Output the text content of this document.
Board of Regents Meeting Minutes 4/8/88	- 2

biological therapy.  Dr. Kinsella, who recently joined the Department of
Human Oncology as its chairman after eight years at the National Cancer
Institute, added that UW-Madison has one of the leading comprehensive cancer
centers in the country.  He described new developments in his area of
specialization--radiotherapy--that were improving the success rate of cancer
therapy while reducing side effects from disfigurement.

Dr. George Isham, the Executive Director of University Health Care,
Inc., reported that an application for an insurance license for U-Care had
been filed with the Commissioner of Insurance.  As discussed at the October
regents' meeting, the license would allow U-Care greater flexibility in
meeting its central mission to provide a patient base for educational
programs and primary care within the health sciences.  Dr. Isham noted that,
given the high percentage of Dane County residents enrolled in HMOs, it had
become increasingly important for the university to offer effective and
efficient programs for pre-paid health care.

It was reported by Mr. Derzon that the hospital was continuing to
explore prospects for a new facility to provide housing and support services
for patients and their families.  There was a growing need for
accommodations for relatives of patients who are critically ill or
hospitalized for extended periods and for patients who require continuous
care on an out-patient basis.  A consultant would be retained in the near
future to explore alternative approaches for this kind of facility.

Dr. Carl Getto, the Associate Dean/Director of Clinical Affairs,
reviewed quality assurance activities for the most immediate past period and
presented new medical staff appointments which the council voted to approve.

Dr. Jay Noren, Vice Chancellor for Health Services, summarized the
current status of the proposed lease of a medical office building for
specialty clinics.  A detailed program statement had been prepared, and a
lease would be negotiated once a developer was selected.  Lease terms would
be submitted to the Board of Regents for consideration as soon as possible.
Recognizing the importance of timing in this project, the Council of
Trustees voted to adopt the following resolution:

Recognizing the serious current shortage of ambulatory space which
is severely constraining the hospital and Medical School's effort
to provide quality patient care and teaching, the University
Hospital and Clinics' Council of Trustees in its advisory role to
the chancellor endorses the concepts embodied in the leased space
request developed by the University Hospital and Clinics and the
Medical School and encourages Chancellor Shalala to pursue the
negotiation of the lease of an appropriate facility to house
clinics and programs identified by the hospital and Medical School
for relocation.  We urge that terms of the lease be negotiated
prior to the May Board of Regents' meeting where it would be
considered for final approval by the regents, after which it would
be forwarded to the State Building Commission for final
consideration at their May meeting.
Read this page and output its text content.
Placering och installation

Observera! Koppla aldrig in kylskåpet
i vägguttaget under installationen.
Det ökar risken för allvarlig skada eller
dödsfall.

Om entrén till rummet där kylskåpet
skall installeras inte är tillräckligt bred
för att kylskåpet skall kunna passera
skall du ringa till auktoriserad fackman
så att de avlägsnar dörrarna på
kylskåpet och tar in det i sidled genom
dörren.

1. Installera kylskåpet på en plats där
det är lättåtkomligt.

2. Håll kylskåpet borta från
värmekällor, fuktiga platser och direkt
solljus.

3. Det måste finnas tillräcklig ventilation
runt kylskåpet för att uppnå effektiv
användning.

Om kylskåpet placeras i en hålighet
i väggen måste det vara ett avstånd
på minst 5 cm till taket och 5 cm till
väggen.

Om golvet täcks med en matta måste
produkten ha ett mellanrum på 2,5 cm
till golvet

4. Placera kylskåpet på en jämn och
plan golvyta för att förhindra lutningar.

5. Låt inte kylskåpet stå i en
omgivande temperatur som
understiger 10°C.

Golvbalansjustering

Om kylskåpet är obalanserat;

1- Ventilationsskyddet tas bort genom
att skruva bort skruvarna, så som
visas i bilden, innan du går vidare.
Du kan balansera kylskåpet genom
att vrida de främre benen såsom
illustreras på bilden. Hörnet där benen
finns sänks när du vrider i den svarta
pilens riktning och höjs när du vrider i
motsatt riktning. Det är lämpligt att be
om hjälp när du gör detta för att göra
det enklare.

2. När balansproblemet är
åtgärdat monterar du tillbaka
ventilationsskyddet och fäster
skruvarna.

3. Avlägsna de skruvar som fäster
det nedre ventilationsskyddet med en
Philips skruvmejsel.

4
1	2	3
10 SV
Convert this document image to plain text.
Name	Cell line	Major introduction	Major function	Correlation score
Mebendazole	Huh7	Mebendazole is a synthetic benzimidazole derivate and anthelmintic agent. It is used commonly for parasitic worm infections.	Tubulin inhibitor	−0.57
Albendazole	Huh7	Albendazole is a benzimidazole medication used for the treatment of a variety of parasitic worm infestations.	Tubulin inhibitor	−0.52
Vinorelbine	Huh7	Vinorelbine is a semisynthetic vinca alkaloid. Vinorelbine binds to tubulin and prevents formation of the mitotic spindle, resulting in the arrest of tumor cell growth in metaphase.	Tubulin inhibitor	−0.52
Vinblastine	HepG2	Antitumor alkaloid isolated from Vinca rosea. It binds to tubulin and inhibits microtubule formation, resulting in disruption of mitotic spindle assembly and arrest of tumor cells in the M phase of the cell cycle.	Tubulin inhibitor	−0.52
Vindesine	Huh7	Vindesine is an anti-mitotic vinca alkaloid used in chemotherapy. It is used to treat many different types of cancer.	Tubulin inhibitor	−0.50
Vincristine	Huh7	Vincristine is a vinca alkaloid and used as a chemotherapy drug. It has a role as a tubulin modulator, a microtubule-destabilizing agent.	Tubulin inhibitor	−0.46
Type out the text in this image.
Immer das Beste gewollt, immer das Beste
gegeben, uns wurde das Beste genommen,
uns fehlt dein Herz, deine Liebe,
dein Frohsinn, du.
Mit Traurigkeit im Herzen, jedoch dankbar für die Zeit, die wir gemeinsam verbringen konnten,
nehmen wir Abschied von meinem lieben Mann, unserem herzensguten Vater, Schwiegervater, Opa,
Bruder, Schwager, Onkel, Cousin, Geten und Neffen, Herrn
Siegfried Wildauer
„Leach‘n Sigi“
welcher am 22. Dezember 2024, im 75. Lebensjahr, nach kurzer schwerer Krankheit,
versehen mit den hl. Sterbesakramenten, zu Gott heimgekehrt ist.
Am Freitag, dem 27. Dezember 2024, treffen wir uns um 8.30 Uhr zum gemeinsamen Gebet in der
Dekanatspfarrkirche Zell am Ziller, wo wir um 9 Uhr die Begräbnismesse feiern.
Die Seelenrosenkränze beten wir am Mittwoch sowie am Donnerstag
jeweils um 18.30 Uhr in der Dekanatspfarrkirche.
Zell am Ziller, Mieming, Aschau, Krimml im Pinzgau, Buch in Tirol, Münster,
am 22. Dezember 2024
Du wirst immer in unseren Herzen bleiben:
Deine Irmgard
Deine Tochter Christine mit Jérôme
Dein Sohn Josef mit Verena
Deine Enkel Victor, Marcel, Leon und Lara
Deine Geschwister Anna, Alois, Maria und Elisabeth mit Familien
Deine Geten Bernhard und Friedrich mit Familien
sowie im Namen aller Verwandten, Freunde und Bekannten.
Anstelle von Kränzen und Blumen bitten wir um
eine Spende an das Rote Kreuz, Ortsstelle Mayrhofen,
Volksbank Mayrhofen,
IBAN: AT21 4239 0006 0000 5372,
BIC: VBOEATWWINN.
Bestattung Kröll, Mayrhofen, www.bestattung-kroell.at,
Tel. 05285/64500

(WORK INSTRUCTIONS): Calculate how many lines of the material include the string "fäster", and state that number by itself.

(PROBLEM SOLUTION): 2